EXERCISE DIRECTIONS -
Using the listing below, please gather every line containing the word "JSON".

Records -
============
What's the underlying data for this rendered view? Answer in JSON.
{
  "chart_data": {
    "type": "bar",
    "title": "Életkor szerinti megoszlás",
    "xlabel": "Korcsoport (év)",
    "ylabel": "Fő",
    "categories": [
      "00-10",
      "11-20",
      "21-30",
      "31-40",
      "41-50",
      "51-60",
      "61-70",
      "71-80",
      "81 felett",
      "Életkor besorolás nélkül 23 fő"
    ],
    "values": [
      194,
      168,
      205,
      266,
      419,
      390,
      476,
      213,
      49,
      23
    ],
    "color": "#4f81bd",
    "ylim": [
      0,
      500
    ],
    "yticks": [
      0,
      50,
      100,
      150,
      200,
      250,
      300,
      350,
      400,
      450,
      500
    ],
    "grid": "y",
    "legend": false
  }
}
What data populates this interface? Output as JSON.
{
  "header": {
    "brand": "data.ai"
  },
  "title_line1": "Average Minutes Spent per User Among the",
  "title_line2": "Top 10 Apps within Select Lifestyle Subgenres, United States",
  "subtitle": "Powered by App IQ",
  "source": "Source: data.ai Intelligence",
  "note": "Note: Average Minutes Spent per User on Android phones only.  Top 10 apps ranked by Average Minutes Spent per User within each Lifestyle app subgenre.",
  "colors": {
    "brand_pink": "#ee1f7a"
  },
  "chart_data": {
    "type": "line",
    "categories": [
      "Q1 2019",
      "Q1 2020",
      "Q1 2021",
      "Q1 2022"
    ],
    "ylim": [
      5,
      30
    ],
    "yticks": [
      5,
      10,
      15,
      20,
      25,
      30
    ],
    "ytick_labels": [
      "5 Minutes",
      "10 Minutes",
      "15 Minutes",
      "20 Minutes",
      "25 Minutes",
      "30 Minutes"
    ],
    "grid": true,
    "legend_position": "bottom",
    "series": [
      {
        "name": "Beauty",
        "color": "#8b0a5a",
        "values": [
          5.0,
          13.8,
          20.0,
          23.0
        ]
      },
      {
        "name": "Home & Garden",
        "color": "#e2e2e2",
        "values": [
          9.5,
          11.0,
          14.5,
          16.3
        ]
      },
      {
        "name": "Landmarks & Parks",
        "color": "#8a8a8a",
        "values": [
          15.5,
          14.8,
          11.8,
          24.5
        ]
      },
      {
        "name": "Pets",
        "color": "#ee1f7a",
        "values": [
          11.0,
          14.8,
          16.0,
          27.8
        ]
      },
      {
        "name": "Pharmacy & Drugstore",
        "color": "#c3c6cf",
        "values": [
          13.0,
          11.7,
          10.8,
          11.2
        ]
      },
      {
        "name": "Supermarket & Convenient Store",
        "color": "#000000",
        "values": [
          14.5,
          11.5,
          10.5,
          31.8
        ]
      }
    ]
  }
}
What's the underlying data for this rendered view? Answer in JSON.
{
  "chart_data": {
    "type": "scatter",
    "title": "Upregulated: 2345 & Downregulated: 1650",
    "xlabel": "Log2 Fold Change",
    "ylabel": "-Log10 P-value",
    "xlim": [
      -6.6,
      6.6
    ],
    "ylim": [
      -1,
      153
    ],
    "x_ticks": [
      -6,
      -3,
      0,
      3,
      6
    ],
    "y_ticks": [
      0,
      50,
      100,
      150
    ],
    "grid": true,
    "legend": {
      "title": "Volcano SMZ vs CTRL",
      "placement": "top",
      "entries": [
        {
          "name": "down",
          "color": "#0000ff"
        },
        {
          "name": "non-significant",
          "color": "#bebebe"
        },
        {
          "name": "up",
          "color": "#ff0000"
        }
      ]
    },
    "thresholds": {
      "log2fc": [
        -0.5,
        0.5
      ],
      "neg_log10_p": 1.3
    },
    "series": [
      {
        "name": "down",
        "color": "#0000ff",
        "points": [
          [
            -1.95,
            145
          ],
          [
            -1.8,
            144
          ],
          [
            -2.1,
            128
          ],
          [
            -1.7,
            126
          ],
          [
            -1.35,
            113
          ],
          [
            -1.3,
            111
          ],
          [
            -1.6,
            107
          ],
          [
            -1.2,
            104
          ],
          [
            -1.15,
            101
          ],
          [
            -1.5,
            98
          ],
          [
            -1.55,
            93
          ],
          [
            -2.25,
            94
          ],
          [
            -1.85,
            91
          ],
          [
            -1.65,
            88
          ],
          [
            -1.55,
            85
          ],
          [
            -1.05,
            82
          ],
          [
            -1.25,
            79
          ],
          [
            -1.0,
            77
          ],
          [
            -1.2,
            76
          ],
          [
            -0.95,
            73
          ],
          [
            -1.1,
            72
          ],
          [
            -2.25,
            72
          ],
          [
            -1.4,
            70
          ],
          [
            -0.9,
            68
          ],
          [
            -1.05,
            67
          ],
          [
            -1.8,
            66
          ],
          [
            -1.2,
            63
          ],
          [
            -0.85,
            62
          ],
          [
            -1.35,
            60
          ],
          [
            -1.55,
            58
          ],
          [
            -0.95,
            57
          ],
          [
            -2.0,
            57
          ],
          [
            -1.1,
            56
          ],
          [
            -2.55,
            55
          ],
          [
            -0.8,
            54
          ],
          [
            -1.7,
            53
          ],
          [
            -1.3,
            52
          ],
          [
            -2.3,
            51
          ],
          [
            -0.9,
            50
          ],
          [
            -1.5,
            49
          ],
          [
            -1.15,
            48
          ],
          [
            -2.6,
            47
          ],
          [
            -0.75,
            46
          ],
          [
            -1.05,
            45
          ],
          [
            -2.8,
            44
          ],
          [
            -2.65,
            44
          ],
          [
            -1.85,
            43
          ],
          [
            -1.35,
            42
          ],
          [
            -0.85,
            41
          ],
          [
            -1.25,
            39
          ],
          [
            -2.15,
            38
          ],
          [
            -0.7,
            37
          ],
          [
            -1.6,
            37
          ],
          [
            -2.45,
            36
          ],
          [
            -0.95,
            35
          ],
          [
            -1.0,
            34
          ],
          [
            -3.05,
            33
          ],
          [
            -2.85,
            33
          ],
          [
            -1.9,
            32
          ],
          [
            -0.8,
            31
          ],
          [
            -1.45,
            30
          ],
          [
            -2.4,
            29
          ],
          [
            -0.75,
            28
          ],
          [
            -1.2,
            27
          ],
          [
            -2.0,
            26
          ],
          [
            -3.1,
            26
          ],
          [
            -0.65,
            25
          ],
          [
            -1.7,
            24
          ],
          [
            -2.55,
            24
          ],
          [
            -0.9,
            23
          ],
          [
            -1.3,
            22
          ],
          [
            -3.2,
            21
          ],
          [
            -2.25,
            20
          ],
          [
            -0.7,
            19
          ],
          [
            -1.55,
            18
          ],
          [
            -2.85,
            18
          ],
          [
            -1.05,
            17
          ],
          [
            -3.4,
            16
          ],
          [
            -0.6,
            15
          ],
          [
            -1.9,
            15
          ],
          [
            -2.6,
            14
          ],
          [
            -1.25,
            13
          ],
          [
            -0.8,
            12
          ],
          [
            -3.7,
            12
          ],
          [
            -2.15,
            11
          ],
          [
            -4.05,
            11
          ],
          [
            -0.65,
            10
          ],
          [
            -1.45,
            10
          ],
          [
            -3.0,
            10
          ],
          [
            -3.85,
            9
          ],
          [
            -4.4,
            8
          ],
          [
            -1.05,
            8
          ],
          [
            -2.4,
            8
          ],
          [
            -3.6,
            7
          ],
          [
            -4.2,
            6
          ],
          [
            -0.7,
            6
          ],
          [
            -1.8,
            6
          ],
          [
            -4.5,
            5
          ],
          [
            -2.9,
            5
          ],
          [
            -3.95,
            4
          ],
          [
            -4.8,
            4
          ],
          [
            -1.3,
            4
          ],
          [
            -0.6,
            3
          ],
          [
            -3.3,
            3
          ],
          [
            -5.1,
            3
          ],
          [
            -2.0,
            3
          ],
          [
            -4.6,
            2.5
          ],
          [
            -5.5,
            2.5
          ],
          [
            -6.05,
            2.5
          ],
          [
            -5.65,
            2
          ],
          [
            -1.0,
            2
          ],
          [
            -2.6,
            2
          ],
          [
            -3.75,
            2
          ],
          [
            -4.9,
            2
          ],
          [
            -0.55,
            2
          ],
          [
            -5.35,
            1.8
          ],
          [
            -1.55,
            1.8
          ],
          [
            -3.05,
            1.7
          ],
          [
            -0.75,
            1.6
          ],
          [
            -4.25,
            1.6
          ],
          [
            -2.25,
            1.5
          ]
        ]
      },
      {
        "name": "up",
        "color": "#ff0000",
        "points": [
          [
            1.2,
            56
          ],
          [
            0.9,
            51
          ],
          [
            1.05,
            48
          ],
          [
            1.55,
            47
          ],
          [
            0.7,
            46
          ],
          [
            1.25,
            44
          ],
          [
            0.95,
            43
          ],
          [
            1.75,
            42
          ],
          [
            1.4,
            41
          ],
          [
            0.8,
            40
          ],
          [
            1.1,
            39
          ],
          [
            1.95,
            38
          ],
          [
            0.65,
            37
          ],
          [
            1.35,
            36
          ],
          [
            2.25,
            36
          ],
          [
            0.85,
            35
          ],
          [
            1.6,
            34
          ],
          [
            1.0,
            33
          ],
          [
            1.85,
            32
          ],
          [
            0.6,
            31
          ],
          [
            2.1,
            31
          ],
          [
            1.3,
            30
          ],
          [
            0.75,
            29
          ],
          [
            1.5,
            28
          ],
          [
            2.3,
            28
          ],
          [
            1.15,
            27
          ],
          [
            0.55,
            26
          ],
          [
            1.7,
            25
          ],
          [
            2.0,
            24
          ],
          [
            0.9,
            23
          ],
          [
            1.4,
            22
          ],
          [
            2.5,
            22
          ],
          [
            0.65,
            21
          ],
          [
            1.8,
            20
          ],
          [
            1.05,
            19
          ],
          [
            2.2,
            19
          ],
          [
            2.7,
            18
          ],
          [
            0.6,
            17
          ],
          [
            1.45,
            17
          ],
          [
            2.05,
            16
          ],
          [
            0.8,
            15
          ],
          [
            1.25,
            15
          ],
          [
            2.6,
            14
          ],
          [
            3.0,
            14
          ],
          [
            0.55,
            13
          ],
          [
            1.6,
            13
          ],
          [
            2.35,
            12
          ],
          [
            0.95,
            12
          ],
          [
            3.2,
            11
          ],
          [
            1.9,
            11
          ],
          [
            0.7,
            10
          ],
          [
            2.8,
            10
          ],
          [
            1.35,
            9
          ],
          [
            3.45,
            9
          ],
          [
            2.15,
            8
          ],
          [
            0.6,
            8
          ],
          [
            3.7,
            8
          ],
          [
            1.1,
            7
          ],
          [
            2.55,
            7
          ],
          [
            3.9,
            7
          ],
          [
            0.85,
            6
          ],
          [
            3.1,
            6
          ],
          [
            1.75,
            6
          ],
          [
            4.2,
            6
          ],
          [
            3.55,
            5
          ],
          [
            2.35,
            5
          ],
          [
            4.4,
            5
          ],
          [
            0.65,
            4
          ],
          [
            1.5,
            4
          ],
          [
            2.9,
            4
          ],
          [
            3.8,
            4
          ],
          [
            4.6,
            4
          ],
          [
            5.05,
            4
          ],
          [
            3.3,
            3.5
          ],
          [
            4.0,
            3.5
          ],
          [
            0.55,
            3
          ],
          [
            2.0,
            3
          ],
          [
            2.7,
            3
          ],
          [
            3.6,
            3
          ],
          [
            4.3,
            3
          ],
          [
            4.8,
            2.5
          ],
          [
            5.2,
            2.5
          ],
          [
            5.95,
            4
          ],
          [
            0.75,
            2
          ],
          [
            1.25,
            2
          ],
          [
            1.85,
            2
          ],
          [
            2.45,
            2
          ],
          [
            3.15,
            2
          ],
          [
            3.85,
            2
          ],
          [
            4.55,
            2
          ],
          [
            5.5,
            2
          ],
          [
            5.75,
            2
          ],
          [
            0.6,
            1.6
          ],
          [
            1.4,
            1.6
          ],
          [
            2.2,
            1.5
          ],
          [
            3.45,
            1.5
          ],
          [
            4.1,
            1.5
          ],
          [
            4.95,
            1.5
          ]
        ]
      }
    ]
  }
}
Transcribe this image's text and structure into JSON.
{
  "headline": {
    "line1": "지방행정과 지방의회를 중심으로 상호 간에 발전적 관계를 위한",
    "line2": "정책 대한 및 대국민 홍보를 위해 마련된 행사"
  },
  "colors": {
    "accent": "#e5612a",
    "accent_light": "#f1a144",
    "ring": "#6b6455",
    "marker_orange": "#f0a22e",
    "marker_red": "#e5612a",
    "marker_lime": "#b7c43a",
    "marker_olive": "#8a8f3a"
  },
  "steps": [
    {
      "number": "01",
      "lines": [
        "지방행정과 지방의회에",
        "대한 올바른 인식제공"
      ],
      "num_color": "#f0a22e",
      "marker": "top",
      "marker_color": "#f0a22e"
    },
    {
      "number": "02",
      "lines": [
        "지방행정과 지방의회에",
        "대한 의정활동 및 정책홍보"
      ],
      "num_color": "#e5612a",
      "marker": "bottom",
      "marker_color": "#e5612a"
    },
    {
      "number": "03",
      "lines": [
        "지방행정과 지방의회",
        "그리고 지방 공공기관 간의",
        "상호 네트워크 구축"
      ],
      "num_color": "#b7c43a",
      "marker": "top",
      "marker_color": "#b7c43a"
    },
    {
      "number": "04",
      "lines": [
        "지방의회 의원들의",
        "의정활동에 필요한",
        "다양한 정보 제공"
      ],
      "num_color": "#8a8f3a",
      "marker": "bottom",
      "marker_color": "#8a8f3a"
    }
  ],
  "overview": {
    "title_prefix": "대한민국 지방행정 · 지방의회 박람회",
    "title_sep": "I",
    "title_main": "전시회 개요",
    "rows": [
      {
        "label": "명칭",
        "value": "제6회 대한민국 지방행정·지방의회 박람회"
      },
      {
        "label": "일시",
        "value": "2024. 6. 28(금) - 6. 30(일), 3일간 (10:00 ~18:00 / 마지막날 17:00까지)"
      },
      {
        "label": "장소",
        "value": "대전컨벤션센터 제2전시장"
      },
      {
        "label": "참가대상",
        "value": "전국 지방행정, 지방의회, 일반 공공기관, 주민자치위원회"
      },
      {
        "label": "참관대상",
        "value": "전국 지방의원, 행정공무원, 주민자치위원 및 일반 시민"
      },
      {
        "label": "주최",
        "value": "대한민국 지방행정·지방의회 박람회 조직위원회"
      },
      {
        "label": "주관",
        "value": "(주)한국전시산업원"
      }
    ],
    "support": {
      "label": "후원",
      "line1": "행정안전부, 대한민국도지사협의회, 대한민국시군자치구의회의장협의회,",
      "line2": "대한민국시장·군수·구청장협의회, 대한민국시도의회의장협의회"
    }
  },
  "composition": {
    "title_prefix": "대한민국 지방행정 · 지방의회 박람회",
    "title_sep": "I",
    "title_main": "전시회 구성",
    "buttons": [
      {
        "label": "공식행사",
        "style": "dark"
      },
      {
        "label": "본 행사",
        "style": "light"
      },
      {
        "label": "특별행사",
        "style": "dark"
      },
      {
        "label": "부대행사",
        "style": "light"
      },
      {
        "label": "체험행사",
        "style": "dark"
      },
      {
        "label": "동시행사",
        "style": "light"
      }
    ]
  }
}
============
COMPLETED EXERCISE -
What's the underlying data for this rendered view? Answer in JSON.
What data populates this interface? Output as JSON.
What's the underlying data for this rendered view? Answer in JSON.
Transcribe this image's text and structure into JSON.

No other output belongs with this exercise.